Task directions
Reproduce the data in its entirety, exactly as supplied.

Stored rows
>> START
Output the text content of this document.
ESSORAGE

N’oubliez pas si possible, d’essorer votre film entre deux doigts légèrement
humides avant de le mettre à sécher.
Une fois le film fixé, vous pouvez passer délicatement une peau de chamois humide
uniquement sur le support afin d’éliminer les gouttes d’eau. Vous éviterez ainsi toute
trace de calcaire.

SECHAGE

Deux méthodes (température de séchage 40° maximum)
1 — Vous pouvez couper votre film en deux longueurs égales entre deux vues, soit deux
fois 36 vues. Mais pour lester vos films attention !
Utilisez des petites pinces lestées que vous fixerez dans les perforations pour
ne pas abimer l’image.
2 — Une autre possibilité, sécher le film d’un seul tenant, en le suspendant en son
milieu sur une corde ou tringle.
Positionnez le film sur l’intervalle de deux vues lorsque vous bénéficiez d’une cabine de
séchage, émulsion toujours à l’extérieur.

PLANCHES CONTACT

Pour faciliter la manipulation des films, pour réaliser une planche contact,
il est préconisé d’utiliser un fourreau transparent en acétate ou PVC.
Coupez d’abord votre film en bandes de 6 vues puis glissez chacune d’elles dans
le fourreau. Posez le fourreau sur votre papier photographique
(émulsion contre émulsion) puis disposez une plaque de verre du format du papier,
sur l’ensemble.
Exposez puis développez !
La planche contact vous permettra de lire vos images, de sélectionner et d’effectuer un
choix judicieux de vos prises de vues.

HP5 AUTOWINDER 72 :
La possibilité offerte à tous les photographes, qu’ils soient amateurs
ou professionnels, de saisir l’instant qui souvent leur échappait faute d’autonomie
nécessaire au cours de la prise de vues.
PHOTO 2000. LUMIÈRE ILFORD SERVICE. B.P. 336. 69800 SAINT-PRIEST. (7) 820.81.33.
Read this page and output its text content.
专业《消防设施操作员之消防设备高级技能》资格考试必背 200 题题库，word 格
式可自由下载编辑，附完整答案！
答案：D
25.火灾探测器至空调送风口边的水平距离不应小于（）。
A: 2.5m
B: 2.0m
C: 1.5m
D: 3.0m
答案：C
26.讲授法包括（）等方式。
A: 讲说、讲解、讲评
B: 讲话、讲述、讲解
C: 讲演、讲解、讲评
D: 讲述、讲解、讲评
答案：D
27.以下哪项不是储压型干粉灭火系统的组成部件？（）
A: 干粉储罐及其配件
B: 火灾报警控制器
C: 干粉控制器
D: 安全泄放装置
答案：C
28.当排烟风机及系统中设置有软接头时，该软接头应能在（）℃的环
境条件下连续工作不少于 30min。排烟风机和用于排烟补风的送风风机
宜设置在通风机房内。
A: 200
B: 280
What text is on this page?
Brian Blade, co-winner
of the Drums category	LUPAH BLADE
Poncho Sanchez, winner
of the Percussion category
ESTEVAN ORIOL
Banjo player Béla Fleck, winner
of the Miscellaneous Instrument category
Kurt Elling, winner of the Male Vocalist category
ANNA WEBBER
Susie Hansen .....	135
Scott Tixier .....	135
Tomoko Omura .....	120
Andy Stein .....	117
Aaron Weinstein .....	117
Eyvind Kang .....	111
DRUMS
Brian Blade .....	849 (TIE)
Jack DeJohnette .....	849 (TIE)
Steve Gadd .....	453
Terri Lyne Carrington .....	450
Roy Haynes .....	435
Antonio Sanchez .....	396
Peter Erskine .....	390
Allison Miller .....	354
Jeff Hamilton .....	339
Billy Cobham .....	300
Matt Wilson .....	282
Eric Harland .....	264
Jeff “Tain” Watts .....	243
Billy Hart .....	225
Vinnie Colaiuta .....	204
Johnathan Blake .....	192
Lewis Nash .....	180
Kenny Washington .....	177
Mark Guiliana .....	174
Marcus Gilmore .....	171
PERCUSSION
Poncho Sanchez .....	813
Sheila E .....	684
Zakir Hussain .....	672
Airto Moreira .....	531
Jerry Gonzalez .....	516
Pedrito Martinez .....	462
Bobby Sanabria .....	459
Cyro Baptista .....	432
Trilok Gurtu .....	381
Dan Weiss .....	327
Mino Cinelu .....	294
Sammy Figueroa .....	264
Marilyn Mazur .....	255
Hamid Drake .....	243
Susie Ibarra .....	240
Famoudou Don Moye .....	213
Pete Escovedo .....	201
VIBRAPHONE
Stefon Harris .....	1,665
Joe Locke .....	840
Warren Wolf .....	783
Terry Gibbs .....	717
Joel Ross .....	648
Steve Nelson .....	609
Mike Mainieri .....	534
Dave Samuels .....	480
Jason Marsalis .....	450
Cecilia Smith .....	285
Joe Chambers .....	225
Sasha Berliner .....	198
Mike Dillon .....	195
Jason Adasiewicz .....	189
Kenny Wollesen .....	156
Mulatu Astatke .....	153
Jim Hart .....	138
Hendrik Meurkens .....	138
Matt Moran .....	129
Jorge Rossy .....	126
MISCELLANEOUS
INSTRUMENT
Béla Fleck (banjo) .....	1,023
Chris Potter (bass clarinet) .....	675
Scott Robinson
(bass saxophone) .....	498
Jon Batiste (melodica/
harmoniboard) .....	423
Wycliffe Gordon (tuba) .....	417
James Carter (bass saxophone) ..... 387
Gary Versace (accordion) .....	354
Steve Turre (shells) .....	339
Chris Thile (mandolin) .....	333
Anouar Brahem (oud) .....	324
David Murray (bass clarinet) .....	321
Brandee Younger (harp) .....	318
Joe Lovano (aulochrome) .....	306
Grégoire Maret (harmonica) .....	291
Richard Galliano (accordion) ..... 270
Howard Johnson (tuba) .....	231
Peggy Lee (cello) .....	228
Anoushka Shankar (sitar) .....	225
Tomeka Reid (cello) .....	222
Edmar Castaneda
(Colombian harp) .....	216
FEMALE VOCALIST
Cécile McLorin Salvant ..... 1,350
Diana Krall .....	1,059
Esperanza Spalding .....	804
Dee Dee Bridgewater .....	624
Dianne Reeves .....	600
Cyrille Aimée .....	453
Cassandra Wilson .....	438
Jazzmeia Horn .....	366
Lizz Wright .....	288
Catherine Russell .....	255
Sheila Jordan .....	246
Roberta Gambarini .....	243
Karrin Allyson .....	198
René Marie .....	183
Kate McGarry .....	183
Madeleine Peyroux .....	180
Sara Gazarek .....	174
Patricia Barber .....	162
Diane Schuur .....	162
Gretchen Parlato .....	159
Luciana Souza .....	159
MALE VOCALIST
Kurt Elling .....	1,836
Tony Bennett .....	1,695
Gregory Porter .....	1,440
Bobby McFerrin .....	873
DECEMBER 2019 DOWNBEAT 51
>> END
Exercise solution
Output the text content of this document.
ESSORAGE

N’oubliez pas si possible, d’essorer votre film entre deux doigts légèrement
humides avant de le mettre à sécher.
Une fois le film fixé, vous pouvez passer délicatement une peau de chamois humide
uniquement sur le support afin d’éliminer les gouttes d’eau. Vous éviterez ainsi toute
trace de calcaire.

SECHAGE

Deux méthodes (température de séchage 40° maximum)
1 — Vous pouvez couper votre film en deux longueurs égales entre deux vues, soit deux
fois 36 vues. Mais pour lester vos films attention !
Utilisez des petites pinces lestées que vous fixerez dans les perforations pour
ne pas abimer l’image.
2 — Une autre possibilité, sécher le film d’un seul tenant, en le suspendant en son
milieu sur une corde ou tringle.
Positionnez le film sur l’intervalle de deux vues lorsque vous bénéficiez d’une cabine de
séchage, émulsion toujours à l’extérieur.

PLANCHES CONTACT

Pour faciliter la manipulation des films, pour réaliser une planche contact,
il est préconisé d’utiliser un fourreau transparent en acétate ou PVC.
Coupez d’abord votre film en bandes de 6 vues puis glissez chacune d’elles dans
le fourreau. Posez le fourreau sur votre papier photographique
(émulsion contre émulsion) puis disposez une plaque de verre du format du papier,
sur l’ensemble.
Exposez puis développez !
La planche contact vous permettra de lire vos images, de sélectionner et d’effectuer un
choix judicieux de vos prises de vues.

HP5 AUTOWINDER 72 :
La possibilité offerte à tous les photographes, qu’ils soient amateurs
ou professionnels, de saisir l’instant qui souvent leur échappait faute d’autonomie
nécessaire au cours de la prise de vues.
PHOTO 2000. LUMIÈRE ILFORD SERVICE. B.P. 336. 69800 SAINT-PRIEST. (7) 820.81.33.
Read this page and output its text content.
专业《消防设施操作员之消防设备高级技能》资格考试必背 200 题题库，word 格
式可自由下载编辑，附完整答案！
答案：D
25.火灾探测器至空调送风口边的水平距离不应小于（）。
A: 2.5m
B: 2.0m
C: 1.5m
D: 3.0m
答案：C
26.讲授法包括（）等方式。
A: 讲说、讲解、讲评
B: 讲话、讲述、讲解
C: 讲演、讲解、讲评
D: 讲述、讲解、讲评
答案：D
27.以下哪项不是储压型干粉灭火系统的组成部件？（）
A: 干粉储罐及其配件
B: 火灾报警控制器
C: 干粉控制器
D: 安全泄放装置
答案：C
28.当排烟风机及系统中设置有软接头时，该软接头应能在（）℃的环
境条件下连续工作不少于 30min。排烟风机和用于排烟补风的送风风机
宜设置在通风机房内。
A: 200
B: 280
What text is on this page?
Brian Blade, co-winner
of the Drums category	LUPAH BLADE
Poncho Sanchez, winner
of the Percussion category
ESTEVAN ORIOL
Banjo player Béla Fleck, winner
of the Miscellaneous Instrument category
Kurt Elling, winner of the Male Vocalist category
ANNA WEBBER
Susie Hansen .....	135
Scott Tixier .....	135
Tomoko Omura .....	120
Andy Stein .....	117
Aaron Weinstein .....	117
Eyvind Kang .....	111
DRUMS
Brian Blade .....	849 (TIE)
Jack DeJohnette .....	849 (TIE)
Steve Gadd .....	453
Terri Lyne Carrington .....	450
Roy Haynes .....	435
Antonio Sanchez .....	396
Peter Erskine .....	390
Allison Miller .....	354
Jeff Hamilton .....	339
Billy Cobham .....	300
Matt Wilson .....	282
Eric Harland .....	264
Jeff “Tain” Watts .....	243
Billy Hart .....	225
Vinnie Colaiuta .....	204
Johnathan Blake .....	192
Lewis Nash .....	180
Kenny Washington .....	177
Mark Guiliana .....	174
Marcus Gilmore .....	171
PERCUSSION
Poncho Sanchez .....	813
Sheila E .....	684
Zakir Hussain .....	672
Airto Moreira .....	531
Jerry Gonzalez .....	516
Pedrito Martinez .....	462
Bobby Sanabria .....	459
Cyro Baptista .....	432
Trilok Gurtu .....	381
Dan Weiss .....	327
Mino Cinelu .....	294
Sammy Figueroa .....	264
Marilyn Mazur .....	255
Hamid Drake .....	243
Susie Ibarra .....	240
Famoudou Don Moye .....	213
Pete Escovedo .....	201
VIBRAPHONE
Stefon Harris .....	1,665
Joe Locke .....	840
Warren Wolf .....	783
Terry Gibbs .....	717
Joel Ross .....	648
Steve Nelson .....	609
Mike Mainieri .....	534
Dave Samuels .....	480
Jason Marsalis .....	450
Cecilia Smith .....	285
Joe Chambers .....	225
Sasha Berliner .....	198
Mike Dillon .....	195
Jason Adasiewicz .....	189
Kenny Wollesen .....	156
Mulatu Astatke .....	153
Jim Hart .....	138
Hendrik Meurkens .....	138
Matt Moran .....	129
Jorge Rossy .....	126
MISCELLANEOUS
INSTRUMENT
Béla Fleck (banjo) .....	1,023
Chris Potter (bass clarinet) .....	675
Scott Robinson
(bass saxophone) .....	498
Jon Batiste (melodica/
harmoniboard) .....	423
Wycliffe Gordon (tuba) .....	417
James Carter (bass saxophone) ..... 387
Gary Versace (accordion) .....	354
Steve Turre (shells) .....	339
Chris Thile (mandolin) .....	333
Anouar Brahem (oud) .....	324
David Murray (bass clarinet) .....	321
Brandee Younger (harp) .....	318
Joe Lovano (aulochrome) .....	306
Grégoire Maret (harmonica) .....	291
Richard Galliano (accordion) ..... 270
Howard Johnson (tuba) .....	231
Peggy Lee (cello) .....	228
Anoushka Shankar (sitar) .....	225
Tomeka Reid (cello) .....	222
Edmar Castaneda
(Colombian harp) .....	216
FEMALE VOCALIST
Cécile McLorin Salvant ..... 1,350
Diana Krall .....	1,059
Esperanza Spalding .....	804
Dee Dee Bridgewater .....	624
Dianne Reeves .....	600
Cyrille Aimée .....	453
Cassandra Wilson .....	438
Jazzmeia Horn .....	366
Lizz Wright .....	288
Catherine Russell .....	255
Sheila Jordan .....	246
Roberta Gambarini .....	243
Karrin Allyson .....	198
René Marie .....	183
Kate McGarry .....	183
Madeleine Peyroux .....	180
Sara Gazarek .....	174
Patricia Barber .....	162
Diane Schuur .....	162
Gretchen Parlato .....	159
Luciana Souza .....	159
MALE VOCALIST
Kurt Elling .....	1,836
Tony Bennett .....	1,695
Gregory Porter .....	1,440
Bobby McFerrin .....	873
DECEMBER 2019 DOWNBEAT 51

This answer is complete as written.